EXERCISE OBJECTIVE: Summarize the text below on naming Active Directory domains in two sentences.

==== TEXT PROVIDED

There are an awful lot of .local, .corp, and .lan Active Directory domains out there for many reasons. Sometimes, there is no easy way to change this due to things like Exchange, custom apps that integrate tightly with AD, or just the massive amount of testing that a domain rename requires. I can understand if you walk into a situation like this that you did not create, but please don't ever do this on a new domain.
The correct way to name an Active Directory domain is to create a subdomain that is the delegation of a parent domain that you have registered and have control over. As an example, if I ever started a consulting business and used the Internet-facing website mdmarra.com as my company's site, I should name my Active Directory domain ad.mdmarra.com or internal.mdmarra.com, or something similar. You want to avoid making up a TLD like .local and you also want to avoid the headache of using mdmarra.com for the Internet-facing zone and the internal zone.
I hear a lot of different reasons why people might want to use .local, some a bit crazier than others. A select few are:
"Since .local isn't a valid TLD, it's more secure since my AD can't be attacked from the Internet."
I actually heard this on an Active Directory certification training video today and I was shocked. It's just plain silly. You shouldn't be exposing your Domain Controllers to the Internet, period. They should be behind a firewall on the trusted side of your LAN. If you do expose them to the Internet, having a made-up TLD isn't going to help you much. This is a false sense of security that has no root in reality."Small Business Server defaults to using a .local TLD during the setup wizard."
Trust me when I say that SBS is not a product that you want to model your organization around. It is meant to be an out-of-the-box solution that can be managed by users with minimal knowledge of Active Directory or Windows Server. Microsoft is betting that people that install SBS either won't already own a valid Internet domain or won't understand what it means to use a third level domain name. SBS also has Active Directory, SQL Server, Exchange, and SharePoint all on the same server. Like I said, not something you want to model your environment after."I want my users to see Company\User as the login name. I don't want something ugly like AD\User or Corp\User!"
These two things aren't really related. You can set the NetBIOS name of the domain (the part before the backslash) to whatever you want during domain creation. You can also set the UPN (@whatever.domain.com) to anything that you want as well. This will allow you to have your AD's FQDN be something like internal.company.com, while your users will log in with Company\User or firstname.lastname@example.org. The FQDN of the domain has little to do with the format of a user's login name other than it picks a reasonable default during domain creation. You are free to change this default if you want to make it prettier.
If I haven't made up your mind about this yet, you should read Best Practice Active Directory Design for Managing Windows Networks on TechNet. It's a Windows 2000 era document, but this best practice hasn't changed. The relevant passage is as follows (The bolding is mine for emphasis):
As a best practice use DNS names registered with an Internet authority in the Active Directory namespace. Only registered names are guaranteed to be globally unique. If another organization later registers the same DNS domain name, or if your organization merges with, acquires, or is acquired by other company that uses the same DNS names then the two infrastructures can never interact with one another.

========
==== SOURCE DATA

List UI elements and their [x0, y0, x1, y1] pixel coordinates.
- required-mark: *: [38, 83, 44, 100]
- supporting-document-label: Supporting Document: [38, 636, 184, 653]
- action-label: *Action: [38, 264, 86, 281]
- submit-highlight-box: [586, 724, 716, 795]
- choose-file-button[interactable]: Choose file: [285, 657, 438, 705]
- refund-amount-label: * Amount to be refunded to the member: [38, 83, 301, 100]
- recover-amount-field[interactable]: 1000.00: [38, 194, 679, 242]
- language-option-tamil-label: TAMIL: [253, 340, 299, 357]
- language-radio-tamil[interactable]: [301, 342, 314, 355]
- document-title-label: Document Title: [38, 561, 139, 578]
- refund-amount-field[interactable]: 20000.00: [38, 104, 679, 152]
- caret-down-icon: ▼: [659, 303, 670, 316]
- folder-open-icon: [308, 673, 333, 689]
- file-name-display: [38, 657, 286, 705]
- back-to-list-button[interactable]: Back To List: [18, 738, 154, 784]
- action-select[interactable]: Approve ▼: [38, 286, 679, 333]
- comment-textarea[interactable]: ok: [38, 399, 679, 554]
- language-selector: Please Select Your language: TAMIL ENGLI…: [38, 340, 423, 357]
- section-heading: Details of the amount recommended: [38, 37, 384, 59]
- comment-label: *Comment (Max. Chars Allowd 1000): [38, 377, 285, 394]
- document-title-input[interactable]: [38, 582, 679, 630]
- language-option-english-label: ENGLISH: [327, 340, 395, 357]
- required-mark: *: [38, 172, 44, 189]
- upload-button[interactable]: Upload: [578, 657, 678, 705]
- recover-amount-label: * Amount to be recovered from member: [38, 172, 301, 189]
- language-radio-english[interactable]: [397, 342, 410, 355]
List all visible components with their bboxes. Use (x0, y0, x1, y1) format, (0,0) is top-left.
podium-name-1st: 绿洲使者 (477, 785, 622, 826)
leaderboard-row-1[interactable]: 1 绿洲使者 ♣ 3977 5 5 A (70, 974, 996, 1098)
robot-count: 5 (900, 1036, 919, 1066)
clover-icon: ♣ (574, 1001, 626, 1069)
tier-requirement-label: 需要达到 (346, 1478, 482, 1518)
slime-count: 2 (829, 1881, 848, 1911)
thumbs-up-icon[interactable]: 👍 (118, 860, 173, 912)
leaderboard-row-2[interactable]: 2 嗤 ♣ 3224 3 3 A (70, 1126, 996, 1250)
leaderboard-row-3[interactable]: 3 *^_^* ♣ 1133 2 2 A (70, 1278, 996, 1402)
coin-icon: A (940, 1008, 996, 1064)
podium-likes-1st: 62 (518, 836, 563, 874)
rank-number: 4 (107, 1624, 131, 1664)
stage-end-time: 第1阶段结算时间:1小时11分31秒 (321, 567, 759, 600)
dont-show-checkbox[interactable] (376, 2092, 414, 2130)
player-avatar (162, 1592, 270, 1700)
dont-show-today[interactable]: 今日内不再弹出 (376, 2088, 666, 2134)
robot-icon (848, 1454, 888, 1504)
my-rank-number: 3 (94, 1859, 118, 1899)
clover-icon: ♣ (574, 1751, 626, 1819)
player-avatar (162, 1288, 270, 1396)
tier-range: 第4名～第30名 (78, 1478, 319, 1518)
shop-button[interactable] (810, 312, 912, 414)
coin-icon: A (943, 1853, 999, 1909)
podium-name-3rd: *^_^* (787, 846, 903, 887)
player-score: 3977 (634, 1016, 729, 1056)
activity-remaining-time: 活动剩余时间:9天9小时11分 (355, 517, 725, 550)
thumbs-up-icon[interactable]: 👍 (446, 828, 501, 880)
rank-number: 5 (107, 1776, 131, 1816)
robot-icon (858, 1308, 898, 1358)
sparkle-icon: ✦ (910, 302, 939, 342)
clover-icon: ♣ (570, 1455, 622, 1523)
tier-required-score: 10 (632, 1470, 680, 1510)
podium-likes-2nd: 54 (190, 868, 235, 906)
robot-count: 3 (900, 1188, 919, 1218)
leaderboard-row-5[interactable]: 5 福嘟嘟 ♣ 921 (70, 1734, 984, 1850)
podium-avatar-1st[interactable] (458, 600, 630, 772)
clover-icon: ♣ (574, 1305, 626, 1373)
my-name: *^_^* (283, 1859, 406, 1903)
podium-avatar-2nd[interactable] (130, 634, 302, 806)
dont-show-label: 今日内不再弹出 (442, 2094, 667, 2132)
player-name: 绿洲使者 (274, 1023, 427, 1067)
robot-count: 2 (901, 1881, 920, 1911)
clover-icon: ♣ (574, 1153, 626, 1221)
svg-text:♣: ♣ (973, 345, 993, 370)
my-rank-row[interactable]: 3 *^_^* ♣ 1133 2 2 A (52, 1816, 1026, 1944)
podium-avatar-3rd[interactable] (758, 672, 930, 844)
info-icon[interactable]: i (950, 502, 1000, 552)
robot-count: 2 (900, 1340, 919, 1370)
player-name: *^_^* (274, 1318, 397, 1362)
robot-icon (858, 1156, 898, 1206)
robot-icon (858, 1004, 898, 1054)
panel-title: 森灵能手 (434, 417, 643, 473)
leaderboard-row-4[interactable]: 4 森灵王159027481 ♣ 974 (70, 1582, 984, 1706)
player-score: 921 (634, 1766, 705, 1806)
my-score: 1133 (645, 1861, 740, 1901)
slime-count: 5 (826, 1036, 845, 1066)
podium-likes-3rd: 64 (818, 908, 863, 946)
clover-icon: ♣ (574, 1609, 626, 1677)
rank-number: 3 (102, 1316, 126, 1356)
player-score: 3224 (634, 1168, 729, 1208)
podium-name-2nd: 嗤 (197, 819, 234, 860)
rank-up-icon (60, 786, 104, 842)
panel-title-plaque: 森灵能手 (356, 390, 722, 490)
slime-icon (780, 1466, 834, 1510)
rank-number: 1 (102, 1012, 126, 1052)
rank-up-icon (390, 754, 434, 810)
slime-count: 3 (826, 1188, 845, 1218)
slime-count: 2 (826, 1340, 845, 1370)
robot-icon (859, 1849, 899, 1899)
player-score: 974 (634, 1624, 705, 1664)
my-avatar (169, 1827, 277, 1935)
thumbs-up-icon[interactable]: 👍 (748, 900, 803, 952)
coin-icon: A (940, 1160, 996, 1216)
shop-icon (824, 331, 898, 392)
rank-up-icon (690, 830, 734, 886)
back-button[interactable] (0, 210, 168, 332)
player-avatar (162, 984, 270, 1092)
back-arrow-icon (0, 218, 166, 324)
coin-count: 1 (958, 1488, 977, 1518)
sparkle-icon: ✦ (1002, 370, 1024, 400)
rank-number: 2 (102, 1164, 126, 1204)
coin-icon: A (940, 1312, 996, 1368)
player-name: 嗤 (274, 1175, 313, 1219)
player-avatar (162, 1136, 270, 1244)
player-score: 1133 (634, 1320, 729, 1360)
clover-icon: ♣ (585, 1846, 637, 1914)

========

EXPECTED OUTPUT: The text argues that a new Active Directory domain should be named as a subdomain of a registered parent domain that the organization controls, such as ad.mdmarra.com, rather than with a made-up TLD like .local. It rejects common reasons for using .local (that it adds security, that Small Business Server defaults to it, and that it determines users' login names) and cites a TechNet best practice stating that only registered names are guaranteed to be globally unique.